Data extracted from a collection
□ □ □ □ □
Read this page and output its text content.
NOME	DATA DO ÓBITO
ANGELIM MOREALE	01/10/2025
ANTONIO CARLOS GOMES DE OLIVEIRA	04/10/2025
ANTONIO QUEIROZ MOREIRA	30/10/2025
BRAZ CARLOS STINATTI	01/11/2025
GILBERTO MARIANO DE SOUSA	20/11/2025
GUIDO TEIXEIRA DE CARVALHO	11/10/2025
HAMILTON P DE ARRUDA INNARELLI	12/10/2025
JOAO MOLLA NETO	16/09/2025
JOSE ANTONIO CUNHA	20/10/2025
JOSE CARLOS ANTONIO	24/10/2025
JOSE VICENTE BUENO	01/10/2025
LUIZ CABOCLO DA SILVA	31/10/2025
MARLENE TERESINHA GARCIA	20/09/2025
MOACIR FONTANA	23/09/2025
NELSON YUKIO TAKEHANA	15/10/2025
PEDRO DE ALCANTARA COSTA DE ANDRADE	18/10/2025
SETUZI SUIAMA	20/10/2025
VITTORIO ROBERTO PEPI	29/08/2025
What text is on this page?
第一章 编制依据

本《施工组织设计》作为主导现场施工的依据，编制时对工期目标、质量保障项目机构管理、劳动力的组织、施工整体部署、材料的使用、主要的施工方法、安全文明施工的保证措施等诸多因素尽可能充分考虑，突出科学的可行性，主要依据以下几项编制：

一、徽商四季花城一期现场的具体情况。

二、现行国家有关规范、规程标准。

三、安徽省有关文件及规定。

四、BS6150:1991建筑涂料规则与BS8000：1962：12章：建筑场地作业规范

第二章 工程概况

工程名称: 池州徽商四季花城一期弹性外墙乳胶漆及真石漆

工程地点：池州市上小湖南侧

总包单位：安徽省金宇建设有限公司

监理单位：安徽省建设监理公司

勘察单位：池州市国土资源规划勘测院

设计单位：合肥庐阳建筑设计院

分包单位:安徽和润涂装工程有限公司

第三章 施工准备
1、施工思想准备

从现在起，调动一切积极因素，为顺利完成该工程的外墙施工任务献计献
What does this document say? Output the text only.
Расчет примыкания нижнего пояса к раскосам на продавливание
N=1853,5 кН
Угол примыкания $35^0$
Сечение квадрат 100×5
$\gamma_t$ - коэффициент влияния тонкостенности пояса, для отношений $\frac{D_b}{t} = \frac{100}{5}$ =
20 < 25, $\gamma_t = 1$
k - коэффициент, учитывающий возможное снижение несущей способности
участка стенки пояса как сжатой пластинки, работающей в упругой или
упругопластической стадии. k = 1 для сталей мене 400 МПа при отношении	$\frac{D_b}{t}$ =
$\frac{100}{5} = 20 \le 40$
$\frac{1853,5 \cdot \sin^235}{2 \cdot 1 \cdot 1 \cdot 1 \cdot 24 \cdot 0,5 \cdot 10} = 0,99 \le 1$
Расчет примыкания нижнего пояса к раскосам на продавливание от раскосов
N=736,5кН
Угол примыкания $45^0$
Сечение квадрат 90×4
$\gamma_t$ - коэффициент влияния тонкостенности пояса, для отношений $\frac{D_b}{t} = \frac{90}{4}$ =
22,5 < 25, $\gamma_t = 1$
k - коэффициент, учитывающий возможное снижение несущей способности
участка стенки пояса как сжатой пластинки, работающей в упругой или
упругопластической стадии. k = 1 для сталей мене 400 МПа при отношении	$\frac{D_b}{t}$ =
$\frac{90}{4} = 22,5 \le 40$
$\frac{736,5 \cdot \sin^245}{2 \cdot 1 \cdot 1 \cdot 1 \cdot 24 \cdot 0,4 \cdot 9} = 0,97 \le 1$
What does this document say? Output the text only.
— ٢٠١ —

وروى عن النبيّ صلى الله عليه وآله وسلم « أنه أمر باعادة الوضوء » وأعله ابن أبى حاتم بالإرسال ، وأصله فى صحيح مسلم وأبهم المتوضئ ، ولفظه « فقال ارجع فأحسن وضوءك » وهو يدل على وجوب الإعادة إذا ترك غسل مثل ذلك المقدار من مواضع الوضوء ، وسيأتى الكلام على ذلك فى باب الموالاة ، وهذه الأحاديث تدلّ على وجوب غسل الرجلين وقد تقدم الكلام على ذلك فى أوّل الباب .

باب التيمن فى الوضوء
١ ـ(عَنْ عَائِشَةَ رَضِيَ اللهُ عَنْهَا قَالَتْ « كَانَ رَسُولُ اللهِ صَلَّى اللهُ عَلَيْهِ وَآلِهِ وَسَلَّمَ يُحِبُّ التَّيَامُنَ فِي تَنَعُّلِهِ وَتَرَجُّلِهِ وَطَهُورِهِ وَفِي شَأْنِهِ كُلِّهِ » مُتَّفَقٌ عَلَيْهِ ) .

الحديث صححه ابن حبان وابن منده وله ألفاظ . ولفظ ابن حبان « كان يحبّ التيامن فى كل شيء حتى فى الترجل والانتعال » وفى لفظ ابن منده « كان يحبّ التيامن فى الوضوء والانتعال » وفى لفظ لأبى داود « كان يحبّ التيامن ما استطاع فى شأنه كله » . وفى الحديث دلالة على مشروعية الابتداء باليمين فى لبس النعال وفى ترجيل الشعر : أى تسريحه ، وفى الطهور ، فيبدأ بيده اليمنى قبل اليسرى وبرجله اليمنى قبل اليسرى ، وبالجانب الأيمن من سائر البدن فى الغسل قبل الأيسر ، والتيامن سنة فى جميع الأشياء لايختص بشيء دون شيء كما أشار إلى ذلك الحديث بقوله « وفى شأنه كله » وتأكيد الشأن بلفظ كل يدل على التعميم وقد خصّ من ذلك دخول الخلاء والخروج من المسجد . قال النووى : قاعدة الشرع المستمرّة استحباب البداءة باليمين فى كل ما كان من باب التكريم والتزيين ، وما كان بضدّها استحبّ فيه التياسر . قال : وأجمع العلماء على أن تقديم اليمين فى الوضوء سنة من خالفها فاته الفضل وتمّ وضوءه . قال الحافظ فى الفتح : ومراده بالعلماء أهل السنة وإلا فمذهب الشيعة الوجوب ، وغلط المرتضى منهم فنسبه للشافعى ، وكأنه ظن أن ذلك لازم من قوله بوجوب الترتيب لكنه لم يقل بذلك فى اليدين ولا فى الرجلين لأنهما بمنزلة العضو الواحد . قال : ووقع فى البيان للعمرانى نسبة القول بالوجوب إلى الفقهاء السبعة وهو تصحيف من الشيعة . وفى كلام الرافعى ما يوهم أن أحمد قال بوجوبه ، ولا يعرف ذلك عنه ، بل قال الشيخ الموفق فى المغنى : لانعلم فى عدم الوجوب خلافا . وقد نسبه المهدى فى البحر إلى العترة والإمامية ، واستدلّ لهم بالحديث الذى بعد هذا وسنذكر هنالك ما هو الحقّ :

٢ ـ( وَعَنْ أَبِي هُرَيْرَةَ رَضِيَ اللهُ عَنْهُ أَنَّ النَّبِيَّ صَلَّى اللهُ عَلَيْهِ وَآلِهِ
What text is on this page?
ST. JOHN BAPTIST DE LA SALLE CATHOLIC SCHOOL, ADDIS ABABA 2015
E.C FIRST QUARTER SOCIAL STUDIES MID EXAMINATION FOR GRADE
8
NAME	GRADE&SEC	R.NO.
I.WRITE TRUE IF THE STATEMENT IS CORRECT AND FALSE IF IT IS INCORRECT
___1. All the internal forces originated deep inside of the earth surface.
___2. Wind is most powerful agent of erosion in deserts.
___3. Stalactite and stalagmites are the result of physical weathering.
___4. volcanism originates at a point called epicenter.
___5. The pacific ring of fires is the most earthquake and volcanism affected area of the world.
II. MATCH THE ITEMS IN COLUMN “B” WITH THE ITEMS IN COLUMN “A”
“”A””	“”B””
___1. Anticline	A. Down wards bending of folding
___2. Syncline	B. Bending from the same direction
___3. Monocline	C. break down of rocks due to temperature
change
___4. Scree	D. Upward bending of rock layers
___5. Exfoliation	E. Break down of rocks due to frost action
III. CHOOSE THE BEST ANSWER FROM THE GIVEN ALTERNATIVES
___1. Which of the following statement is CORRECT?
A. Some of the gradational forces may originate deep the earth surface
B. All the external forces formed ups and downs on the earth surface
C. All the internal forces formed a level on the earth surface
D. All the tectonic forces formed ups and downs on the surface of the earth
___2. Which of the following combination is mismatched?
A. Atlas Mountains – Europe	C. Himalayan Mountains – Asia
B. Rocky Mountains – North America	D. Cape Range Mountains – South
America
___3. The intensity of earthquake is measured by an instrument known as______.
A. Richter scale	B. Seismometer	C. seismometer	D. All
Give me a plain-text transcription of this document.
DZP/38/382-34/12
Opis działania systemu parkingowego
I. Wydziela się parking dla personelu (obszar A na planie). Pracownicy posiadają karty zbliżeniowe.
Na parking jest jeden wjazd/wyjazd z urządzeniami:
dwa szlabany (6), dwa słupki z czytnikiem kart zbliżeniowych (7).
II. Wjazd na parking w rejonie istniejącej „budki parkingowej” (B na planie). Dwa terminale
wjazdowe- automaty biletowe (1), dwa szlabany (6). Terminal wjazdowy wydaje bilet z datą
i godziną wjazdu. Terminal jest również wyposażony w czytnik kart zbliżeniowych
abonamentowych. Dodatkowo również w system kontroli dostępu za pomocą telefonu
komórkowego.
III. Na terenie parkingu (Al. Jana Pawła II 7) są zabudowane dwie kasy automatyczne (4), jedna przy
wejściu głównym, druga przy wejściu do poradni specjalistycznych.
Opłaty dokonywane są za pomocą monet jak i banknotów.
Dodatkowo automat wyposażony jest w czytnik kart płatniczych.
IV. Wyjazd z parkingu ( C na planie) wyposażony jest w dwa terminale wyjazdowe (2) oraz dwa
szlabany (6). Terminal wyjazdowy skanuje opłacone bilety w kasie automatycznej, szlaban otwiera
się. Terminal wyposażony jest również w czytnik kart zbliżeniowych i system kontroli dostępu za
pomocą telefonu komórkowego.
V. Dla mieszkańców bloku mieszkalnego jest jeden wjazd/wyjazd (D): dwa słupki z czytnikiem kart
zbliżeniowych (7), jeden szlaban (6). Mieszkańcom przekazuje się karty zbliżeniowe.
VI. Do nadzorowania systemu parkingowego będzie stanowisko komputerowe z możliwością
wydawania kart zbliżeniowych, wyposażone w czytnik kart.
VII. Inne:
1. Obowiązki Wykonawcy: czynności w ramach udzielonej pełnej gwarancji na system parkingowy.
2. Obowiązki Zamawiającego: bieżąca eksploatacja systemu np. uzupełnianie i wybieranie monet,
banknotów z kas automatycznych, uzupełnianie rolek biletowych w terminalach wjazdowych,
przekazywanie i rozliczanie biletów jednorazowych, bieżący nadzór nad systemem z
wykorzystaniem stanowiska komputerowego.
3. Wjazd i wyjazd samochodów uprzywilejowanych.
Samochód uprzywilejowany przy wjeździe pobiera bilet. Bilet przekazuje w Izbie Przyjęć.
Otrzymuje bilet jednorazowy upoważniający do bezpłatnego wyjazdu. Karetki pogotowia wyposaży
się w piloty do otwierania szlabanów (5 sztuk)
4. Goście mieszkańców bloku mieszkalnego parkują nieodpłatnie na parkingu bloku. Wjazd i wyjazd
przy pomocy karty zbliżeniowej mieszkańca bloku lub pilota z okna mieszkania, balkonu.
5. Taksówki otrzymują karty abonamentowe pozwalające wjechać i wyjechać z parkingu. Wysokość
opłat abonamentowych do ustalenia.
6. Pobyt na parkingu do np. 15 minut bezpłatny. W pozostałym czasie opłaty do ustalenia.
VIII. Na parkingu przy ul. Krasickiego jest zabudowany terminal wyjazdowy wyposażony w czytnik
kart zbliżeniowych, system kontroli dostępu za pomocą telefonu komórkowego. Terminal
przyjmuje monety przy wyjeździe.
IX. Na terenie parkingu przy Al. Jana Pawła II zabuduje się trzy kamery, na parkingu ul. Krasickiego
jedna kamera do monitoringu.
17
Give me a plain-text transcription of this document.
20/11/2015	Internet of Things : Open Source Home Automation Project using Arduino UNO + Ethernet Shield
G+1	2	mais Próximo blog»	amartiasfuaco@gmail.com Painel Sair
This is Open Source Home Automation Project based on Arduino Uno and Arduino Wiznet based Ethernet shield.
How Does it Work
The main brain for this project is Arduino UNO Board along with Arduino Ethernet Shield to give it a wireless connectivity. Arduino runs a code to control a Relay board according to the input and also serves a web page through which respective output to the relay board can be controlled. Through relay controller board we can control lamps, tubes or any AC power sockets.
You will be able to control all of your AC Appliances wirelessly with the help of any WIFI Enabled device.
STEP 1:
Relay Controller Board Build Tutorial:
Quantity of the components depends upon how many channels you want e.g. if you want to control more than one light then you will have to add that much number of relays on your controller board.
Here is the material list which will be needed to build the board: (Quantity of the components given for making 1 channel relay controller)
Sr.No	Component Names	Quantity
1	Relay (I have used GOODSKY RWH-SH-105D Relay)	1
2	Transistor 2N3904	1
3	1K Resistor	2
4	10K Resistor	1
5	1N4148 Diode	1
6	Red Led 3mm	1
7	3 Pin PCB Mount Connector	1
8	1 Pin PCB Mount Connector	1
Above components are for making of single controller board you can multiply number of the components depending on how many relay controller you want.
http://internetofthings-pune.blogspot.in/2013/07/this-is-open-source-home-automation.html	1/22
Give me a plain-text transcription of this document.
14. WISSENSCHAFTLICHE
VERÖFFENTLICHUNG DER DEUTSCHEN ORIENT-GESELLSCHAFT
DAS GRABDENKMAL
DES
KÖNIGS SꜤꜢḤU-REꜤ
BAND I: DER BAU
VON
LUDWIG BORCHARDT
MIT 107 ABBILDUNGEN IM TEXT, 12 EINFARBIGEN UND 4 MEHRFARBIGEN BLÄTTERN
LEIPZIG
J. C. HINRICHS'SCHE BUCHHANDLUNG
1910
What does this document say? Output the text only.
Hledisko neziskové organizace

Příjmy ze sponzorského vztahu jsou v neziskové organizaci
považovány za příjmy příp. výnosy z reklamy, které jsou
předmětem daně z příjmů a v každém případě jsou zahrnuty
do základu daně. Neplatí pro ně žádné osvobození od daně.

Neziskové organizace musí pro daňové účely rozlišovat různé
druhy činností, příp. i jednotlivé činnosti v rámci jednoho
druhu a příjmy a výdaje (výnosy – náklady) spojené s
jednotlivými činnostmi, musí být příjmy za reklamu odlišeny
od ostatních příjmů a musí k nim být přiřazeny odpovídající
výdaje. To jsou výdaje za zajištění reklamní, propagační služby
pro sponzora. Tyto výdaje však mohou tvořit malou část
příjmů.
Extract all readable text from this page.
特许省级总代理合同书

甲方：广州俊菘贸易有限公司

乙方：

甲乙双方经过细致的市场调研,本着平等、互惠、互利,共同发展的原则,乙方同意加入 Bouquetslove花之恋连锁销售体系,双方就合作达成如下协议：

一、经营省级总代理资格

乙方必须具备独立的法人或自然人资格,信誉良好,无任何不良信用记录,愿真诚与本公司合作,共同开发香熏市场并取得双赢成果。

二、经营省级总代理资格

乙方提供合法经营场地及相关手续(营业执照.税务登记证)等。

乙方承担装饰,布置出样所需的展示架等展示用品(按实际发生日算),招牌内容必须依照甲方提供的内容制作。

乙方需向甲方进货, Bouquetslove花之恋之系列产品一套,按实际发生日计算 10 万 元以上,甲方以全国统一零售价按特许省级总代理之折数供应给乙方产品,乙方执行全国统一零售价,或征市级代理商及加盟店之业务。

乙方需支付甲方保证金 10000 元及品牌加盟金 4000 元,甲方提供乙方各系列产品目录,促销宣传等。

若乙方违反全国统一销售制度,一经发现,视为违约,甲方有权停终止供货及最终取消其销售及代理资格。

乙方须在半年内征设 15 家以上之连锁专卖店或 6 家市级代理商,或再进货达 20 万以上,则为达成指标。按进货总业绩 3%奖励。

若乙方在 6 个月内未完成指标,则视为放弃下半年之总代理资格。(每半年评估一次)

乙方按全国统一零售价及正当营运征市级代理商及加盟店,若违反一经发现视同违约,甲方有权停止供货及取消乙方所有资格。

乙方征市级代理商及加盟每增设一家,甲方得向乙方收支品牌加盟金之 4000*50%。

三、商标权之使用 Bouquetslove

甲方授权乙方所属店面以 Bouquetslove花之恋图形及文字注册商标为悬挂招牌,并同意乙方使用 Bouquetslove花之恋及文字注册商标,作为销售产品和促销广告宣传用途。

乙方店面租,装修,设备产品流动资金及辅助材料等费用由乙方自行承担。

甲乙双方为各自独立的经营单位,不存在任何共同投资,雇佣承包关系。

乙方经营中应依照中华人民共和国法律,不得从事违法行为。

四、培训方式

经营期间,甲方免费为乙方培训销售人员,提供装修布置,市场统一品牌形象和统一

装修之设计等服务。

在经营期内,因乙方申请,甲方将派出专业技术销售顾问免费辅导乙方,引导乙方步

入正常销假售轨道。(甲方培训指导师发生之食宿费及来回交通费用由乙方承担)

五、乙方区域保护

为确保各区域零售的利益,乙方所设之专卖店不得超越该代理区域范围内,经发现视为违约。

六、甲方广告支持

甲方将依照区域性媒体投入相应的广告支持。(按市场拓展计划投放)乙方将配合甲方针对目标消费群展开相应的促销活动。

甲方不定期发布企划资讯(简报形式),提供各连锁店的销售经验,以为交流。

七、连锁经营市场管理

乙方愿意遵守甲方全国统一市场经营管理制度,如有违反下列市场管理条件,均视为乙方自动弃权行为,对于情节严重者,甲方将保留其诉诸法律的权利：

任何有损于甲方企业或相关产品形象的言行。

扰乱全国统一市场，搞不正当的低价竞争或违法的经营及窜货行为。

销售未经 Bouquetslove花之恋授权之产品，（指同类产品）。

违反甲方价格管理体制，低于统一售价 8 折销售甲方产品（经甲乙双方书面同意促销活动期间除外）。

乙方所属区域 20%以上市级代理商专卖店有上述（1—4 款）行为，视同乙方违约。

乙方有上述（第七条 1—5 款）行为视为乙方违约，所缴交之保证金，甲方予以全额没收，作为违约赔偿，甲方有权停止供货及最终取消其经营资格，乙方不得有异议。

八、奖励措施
□ □ □ □ □
Given instruction
Lines from the records above that hold "Mountains" are the ones to list.

Solution to this exercise
A. Atlas Mountains – Europe	C. Himalayan Mountains – Asia
B. Rocky Mountains – North America	D. Cape Range Mountains – South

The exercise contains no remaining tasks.